Search the listing below for the string "labels" and show each line that contains it.
---------- Supplied material
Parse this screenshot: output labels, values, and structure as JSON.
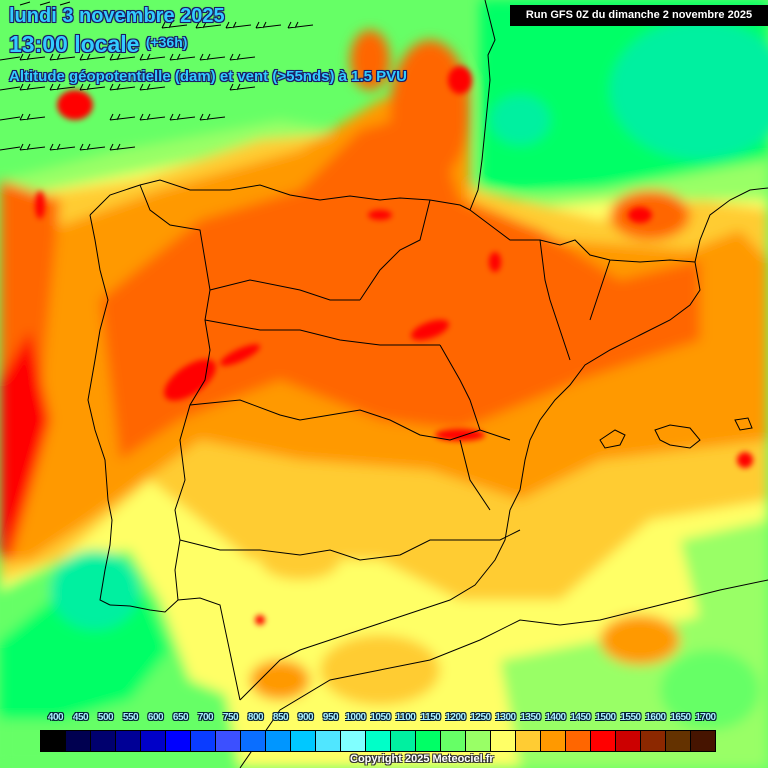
{
  "header": {
    "date": "lundi 3 novembre 2025",
    "time": "13:00 locale",
    "lead_time": "(+36h)",
    "parameter": "Altitude géopotentielle (dam) et vent (>55nds) à 1.5 PVU",
    "run_info": "Run GFS 0Z du dimanche 2 novembre 2025"
  },
  "map": {
    "region": "Iberian Peninsula",
    "field": "geopotential height at 1.5 PVU",
    "units": "dam",
    "wind_barbs": {
      "threshold": ">55nds",
      "region": "north-west corner over Bay of Biscay/Atlantic",
      "direction": "westerly"
    }
  },
  "legend": {
    "labels": [
      "400",
      "450",
      "500",
      "550",
      "600",
      "650",
      "700",
      "750",
      "800",
      "850",
      "900",
      "950",
      "1000",
      "1050",
      "1100",
      "1150",
      "1200",
      "1250",
      "1300",
      "1350",
      "1400",
      "1450",
      "1500",
      "1550",
      "1600",
      "1650",
      "1700"
    ],
    "colors": [
      "#000000",
      "#000050",
      "#00006e",
      "#000096",
      "#0000c8",
      "#0000ff",
      "#0a3cff",
      "#3c50ff",
      "#0a6eff",
      "#0096ff",
      "#00c8ff",
      "#50e6ff",
      "#80ffff",
      "#00ffc8",
      "#00f0a0",
      "#00ff66",
      "#66ff66",
      "#99ff66",
      "#ffff66",
      "#ffcc33",
      "#ff9900",
      "#ff6600",
      "#ff0000",
      "#cc0000",
      "#8c2800",
      "#643200",
      "#461400"
    ]
  },
  "footer": {
    "copyright": "Copyright 2025 Meteociel.fr"
  },
  "colors": {
    "title": "#33ccff",
    "run_box_bg": "#000000",
    "run_box_text": "#ffffff"
  }
}
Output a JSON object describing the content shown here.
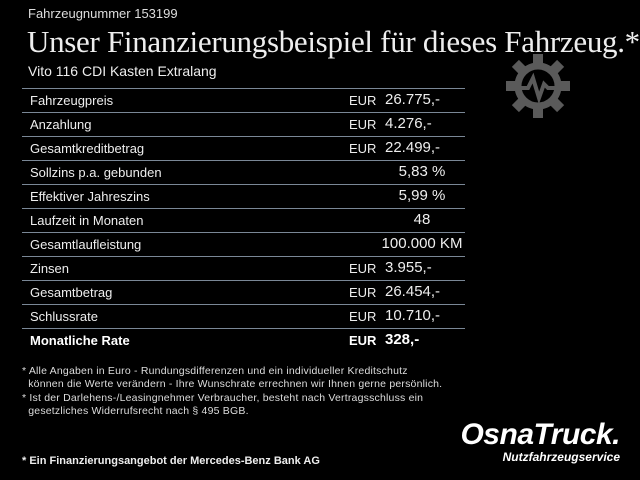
{
  "vehicle_number": "Fahrzeugnummer 153199",
  "title": "Unser Finanzierungsbeispiel für dieses Fahrzeug.*",
  "model": "Vito 116 CDI Kasten Extralang",
  "rows": [
    {
      "label": "Fahrzeugpreis",
      "currency": "EUR",
      "value": "26.775,-"
    },
    {
      "label": "Anzahlung",
      "currency": "EUR",
      "value": "4.276,-"
    },
    {
      "label": "Gesamtkreditbetrag",
      "currency": "EUR",
      "value": "22.499,-"
    },
    {
      "label": "Sollzins p.a. gebunden",
      "currency": "",
      "value": "5,83 %"
    },
    {
      "label": "Effektiver Jahreszins",
      "currency": "",
      "value": "5,99 %"
    },
    {
      "label": "Laufzeit in Monaten",
      "currency": "",
      "value": "48"
    },
    {
      "label": "Gesamtlaufleistung",
      "currency": "",
      "value": "100.000 KM"
    },
    {
      "label": "Zinsen",
      "currency": "EUR",
      "value": "3.955,-"
    },
    {
      "label": "Gesamtbetrag",
      "currency": "EUR",
      "value": "26.454,-"
    },
    {
      "label": "Schlussrate",
      "currency": "EUR",
      "value": "10.710,-"
    },
    {
      "label": "Monatliche Rate",
      "currency": "EUR",
      "value": "328,-"
    }
  ],
  "notes": [
    "* Alle Angaben in Euro - Rundungsdifferenzen und ein individueller Kreditschutz",
    "  können die Werte verändern - Ihre Wunschrate errechnen wir Ihnen gerne persönlich.",
    "* Ist der Darlehens-/Leasingnehmer Verbraucher, besteht nach Vertragsschluss ein",
    "  gesetzliches Widerrufsrecht nach § 495 BGB."
  ],
  "bank_note": "* Ein Finanzierungsangebot der Mercedes-Benz Bank AG",
  "logo": {
    "name": "OsnaTruck.",
    "sub": "Nutzfahrzeugservice"
  },
  "icons": {
    "gear": "gear-pulse-icon"
  },
  "colors": {
    "background": "#000000",
    "divider": "#7a8796",
    "gear": "#5a5a5a"
  }
}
--------------------
Exercise result.
Parse this screenshot: output labels, values, and structure as JSON.
    "labels": [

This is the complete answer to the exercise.